■ Aim of the exercise ■
Write out each line of the material again, word for word.

[Data entries for graphics]
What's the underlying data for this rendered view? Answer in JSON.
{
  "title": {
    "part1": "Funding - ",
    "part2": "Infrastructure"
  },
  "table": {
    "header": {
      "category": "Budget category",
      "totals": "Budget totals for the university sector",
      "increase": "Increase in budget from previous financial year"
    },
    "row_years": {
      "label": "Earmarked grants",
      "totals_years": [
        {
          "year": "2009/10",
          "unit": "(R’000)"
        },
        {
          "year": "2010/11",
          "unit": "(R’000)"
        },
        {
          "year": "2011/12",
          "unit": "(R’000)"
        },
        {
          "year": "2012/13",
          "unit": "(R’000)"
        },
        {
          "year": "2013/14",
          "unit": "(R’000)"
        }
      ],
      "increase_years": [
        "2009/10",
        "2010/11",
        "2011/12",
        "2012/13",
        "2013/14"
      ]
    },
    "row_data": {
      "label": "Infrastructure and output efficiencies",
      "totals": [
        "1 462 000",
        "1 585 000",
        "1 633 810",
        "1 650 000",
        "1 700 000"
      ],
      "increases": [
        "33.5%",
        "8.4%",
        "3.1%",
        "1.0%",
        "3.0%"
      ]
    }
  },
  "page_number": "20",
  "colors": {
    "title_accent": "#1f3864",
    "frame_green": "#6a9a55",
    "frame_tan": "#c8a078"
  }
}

■ Exercise solution ■
What's the underlying data for this rendered view? Answer in JSON.
{
  "title": {
    "part1": "Funding - ",
    "part2": "Infrastructure"
  },
  "table": {
    "header": {
      "category": "Budget category",
      "totals": "Budget totals for the university sector",
      "increase": "Increase in budget from previous financial year"
    },
    "row_years": {
      "label": "Earmarked grants",
      "totals_years": [
        {
          "year": "2009/10",
          "unit": "(R’000)"
        },
        {
          "year": "2010/11",
          "unit": "(R’000)"
        },
        {
          "year": "2011/12",
          "unit": "(R’000)"
        },
        {
          "year": "2012/13",
          "unit": "(R’000)"
        },
        {
          "year": "2013/14",
          "unit": "(R’000)"
        }
      ],
      "increase_years": [
        "2009/10",
        "2010/11",
        "2011/12",
        "2012/13",
        "2013/14"
      ]
    },
    "row_data": {
      "label": "Infrastructure and output efficiencies",
      "totals": [
        "1 462 000",
        "1 585 000",
        "1 633 810",
        "1 650 000",
        "1 700 000"
      ],
      "increases": [
        "33.5%",
        "8.4%",
        "3.1%",
        "1.0%",
        "3.0%"
      ]
    }
  },
  "page_number": "20",
  "colors": {
    "title_accent": "#1f3864",
    "frame_green": "#6a9a55",
    "frame_tan": "#c8a078"
  }
}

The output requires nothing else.